**SET EXERCISE**
Search the listing below for "years". Copy each matching line.

[Chart and figure data]
<<<<
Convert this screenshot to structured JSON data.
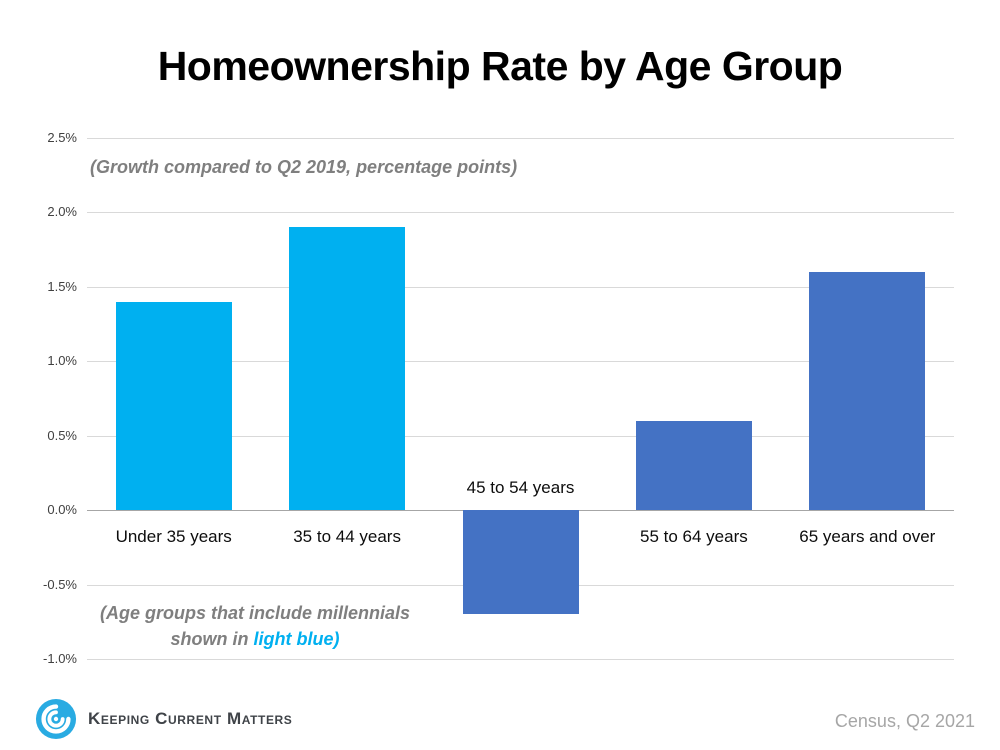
{
  "chart_data": {
    "type": "bar",
    "title": "Homeownership Rate by Age Group",
    "subtitle": "(Growth compared to Q2 2019, percentage points)",
    "categories": [
      "Under 35 years",
      "35 to 44 years",
      "45 to 54 years",
      "55 to 64 years",
      "65 years and over"
    ],
    "values": [
      1.4,
      1.9,
      -0.7,
      0.6,
      1.6
    ],
    "unit": "percentage points vs Q2 2019",
    "bar_colors": [
      "#00B0F0",
      "#00B0F0",
      "#4472C4",
      "#4472C4",
      "#4472C4"
    ],
    "yticks": [
      "2.5%",
      "2.0%",
      "1.5%",
      "1.0%",
      "0.5%",
      "0.0%",
      "-0.5%",
      "-1.0%"
    ],
    "ylim": [
      -1.0,
      2.5
    ],
    "grid": true,
    "legend": "none",
    "xlabel": "",
    "ylabel": ""
  },
  "annotation": {
    "line1": "(Age groups that include millennials",
    "line2_prefix": "shown in ",
    "line2_highlight": "light blue)",
    "highlight_color": "#00B0F0"
  },
  "footer": {
    "brand": "Keeping Current Matters",
    "source": "Census, Q2 2021"
  },
  "colors": {
    "light_blue": "#00B0F0",
    "dark_blue": "#4472C4",
    "gridline": "#D9D9D9",
    "axis_line": "#A6A6A6",
    "subtitle_gray": "#7F7F7F",
    "source_gray": "#A6A6A6",
    "logo_blue": "#29ABE2"
  }
}
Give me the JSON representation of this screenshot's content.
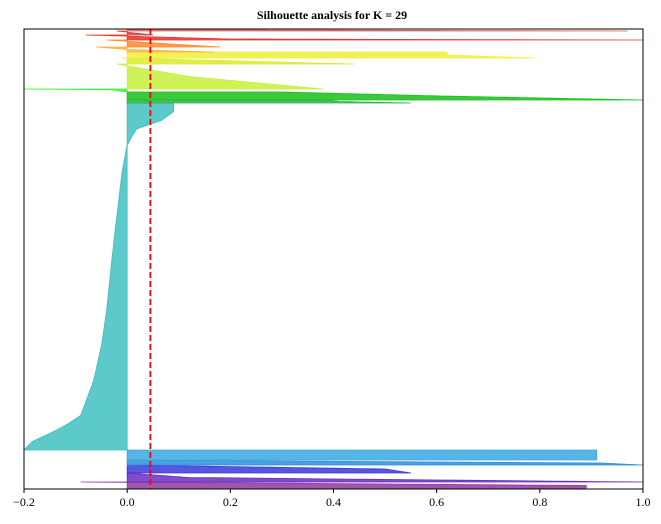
{
  "chart_data": {
    "type": "silhouette",
    "title": "Silhouette analysis for K = 29",
    "xlabel": "",
    "ylabel": "",
    "xlim": [
      -0.2,
      1.0
    ],
    "x_ticks": [
      -0.2,
      0.0,
      0.2,
      0.4,
      0.6,
      0.8,
      1.0
    ],
    "x_tick_labels": [
      "−0.2",
      "0.0",
      "0.2",
      "0.4",
      "0.6",
      "0.8",
      "1.0"
    ],
    "average_silhouette": 0.045,
    "average_line_color": "#ff0000",
    "grid": false,
    "clusters_bottom_to_top": [
      {
        "color": "#8e3a9e",
        "profile": [
          [
            0,
            0.89
          ],
          [
            0.5,
            0.89
          ],
          [
            0.85,
            0.27
          ],
          [
            1,
            -0.09
          ]
        ]
      },
      {
        "color": "#6a2bc4",
        "profile": [
          [
            0,
            1.0
          ],
          [
            0.5,
            0.12
          ],
          [
            1,
            0.0
          ]
        ]
      },
      {
        "color": "#3c37d8",
        "profile": [
          [
            0,
            0.55
          ],
          [
            0.5,
            0.5
          ],
          [
            1,
            0.0
          ]
        ]
      },
      {
        "color": "#2a8fdc",
        "profile": [
          [
            0,
            1.0
          ],
          [
            0.4,
            0.92
          ],
          [
            1,
            0.0
          ]
        ]
      },
      {
        "color": "#3aa8e0",
        "profile": [
          [
            0,
            0.91
          ],
          [
            1,
            0.91
          ]
        ]
      },
      {
        "color": "#40bfc1",
        "profile": [
          [
            0,
            -0.2
          ],
          [
            0.03,
            -0.18
          ],
          [
            0.06,
            -0.13
          ],
          [
            0.1,
            -0.09
          ],
          [
            0.2,
            -0.065
          ],
          [
            0.3,
            -0.05
          ],
          [
            0.4,
            -0.04
          ],
          [
            0.5,
            -0.033
          ],
          [
            0.6,
            -0.026
          ],
          [
            0.7,
            -0.018
          ],
          [
            0.8,
            -0.01
          ],
          [
            0.88,
            0.0
          ],
          [
            0.93,
            0.02
          ],
          [
            0.96,
            0.09
          ],
          [
            1,
            0.09
          ]
        ]
      },
      {
        "color": "#2fb04a",
        "profile": [
          [
            0,
            0.55
          ],
          [
            0.5,
            0.41
          ],
          [
            1,
            0.38
          ]
        ]
      },
      {
        "color": "#19c019",
        "profile": [
          [
            0,
            1.0
          ],
          [
            0.5,
            0.61
          ],
          [
            1,
            0.3
          ]
        ]
      },
      {
        "color": "#3df23d",
        "profile": [
          [
            0,
            0.0
          ],
          [
            0.45,
            -0.02
          ],
          [
            0.75,
            -0.03
          ],
          [
            1,
            -0.2
          ]
        ]
      },
      {
        "color": "#c6f03a",
        "profile": [
          [
            0,
            0.38
          ],
          [
            0.5,
            0.12
          ],
          [
            1,
            -0.02
          ]
        ]
      },
      {
        "color": "#d9ec2a",
        "profile": [
          [
            0,
            0.44
          ],
          [
            1,
            -0.01
          ]
        ]
      },
      {
        "color": "#f0f03a",
        "profile": [
          [
            0,
            0.79
          ],
          [
            0.5,
            0.62
          ],
          [
            1,
            0.62
          ]
        ]
      },
      {
        "color": "#ffb13d",
        "profile": [
          [
            0,
            0.17
          ],
          [
            0.5,
            0.0
          ],
          [
            1,
            -0.06
          ]
        ]
      },
      {
        "color": "#ff8a2a",
        "profile": [
          [
            0,
            0.18
          ],
          [
            1,
            -0.04
          ]
        ]
      },
      {
        "color": "#e8322a",
        "profile": [
          [
            0,
            1.0
          ],
          [
            0.2,
            0.2
          ],
          [
            1,
            -0.08
          ]
        ]
      },
      {
        "color": "#e23a3a",
        "profile": [
          [
            0,
            0.05
          ],
          [
            1,
            -0.02
          ]
        ]
      },
      {
        "color": "#e06060",
        "profile": [
          [
            0,
            0.97
          ],
          [
            0.5,
            0.27
          ],
          [
            1,
            0.27
          ]
        ]
      }
    ]
  }
}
>>>>
**FINISHED ANSWER**
      "Under 35 years",
      "35 to 44 years",
      "45 to 54 years",
      "55 to 64 years",
      "65 years and over"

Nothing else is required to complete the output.